### Challenge:
In the records that follow, locate every line with "Toplam" and extract it.

### Extracted material:
=-=-=

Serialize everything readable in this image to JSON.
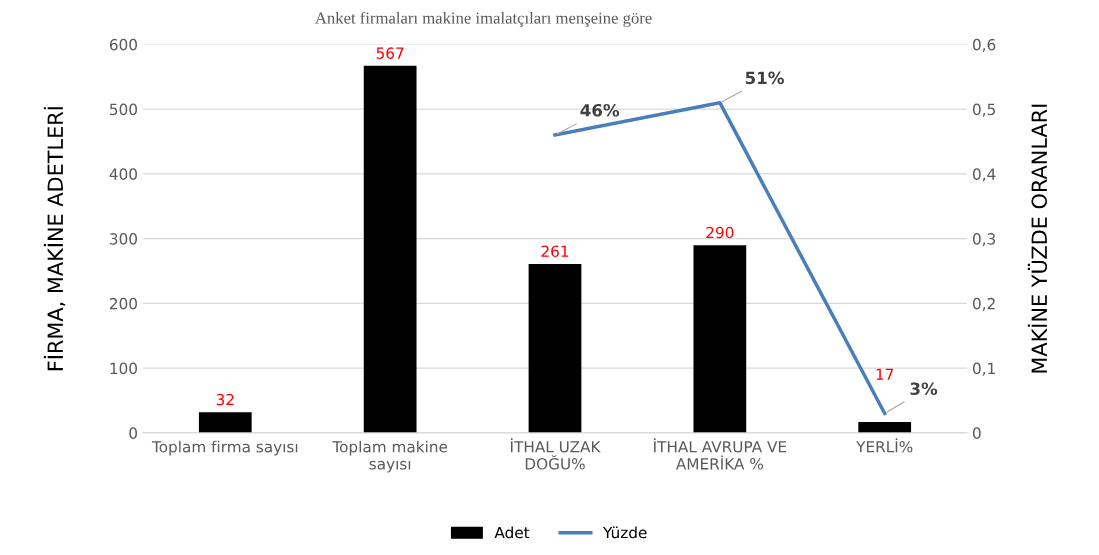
{
  "chart_data": {
    "type": "bar",
    "title": "Anket firmaları makine imalatçıları menşeine göre",
    "categories": [
      "Toplam firma sayısı",
      "Toplam makine sayısı",
      "İTHAL UZAK DOĞU%",
      "İTHAL AVRUPA VE AMERİKA %",
      "YERLİ%"
    ],
    "series": [
      {
        "name": "Adet",
        "color": "#000000",
        "values": [
          32,
          567,
          261,
          290,
          17
        ],
        "value_labels": [
          "32",
          "567",
          "261",
          "290",
          "17"
        ]
      },
      {
        "name": "Yüzde",
        "type": "line",
        "axis": "y2",
        "color": "#4a7ebb",
        "values": [
          null,
          null,
          0.46,
          0.51,
          0.03
        ],
        "value_labels": [
          null,
          null,
          "46%",
          "51%",
          "3%"
        ]
      }
    ],
    "ylabel": "FİRMA, MAKİNE ADETLERİ",
    "y2label": "MAKİNE YÜZDE ORANLARI",
    "ylim": [
      0,
      600
    ],
    "yticks": [
      0,
      100,
      200,
      300,
      400,
      500,
      600
    ],
    "y2lim": [
      0,
      0.6
    ],
    "y2ticks": [
      {
        "value": 0,
        "label": "0"
      },
      {
        "value": 0.1,
        "label": "0,1"
      },
      {
        "value": 0.2,
        "label": "0,2"
      },
      {
        "value": 0.3,
        "label": "0,3"
      },
      {
        "value": 0.4,
        "label": "0,4"
      },
      {
        "value": 0.5,
        "label": "0,5"
      },
      {
        "value": 0.6,
        "label": "0,6"
      }
    ],
    "grid": "y",
    "legend": "bottom",
    "marker": "none",
    "line_style": "solid"
  }
}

=-=-=

### The answer:
      "Toplam firma sayısı",
      "Toplam makine sayısı",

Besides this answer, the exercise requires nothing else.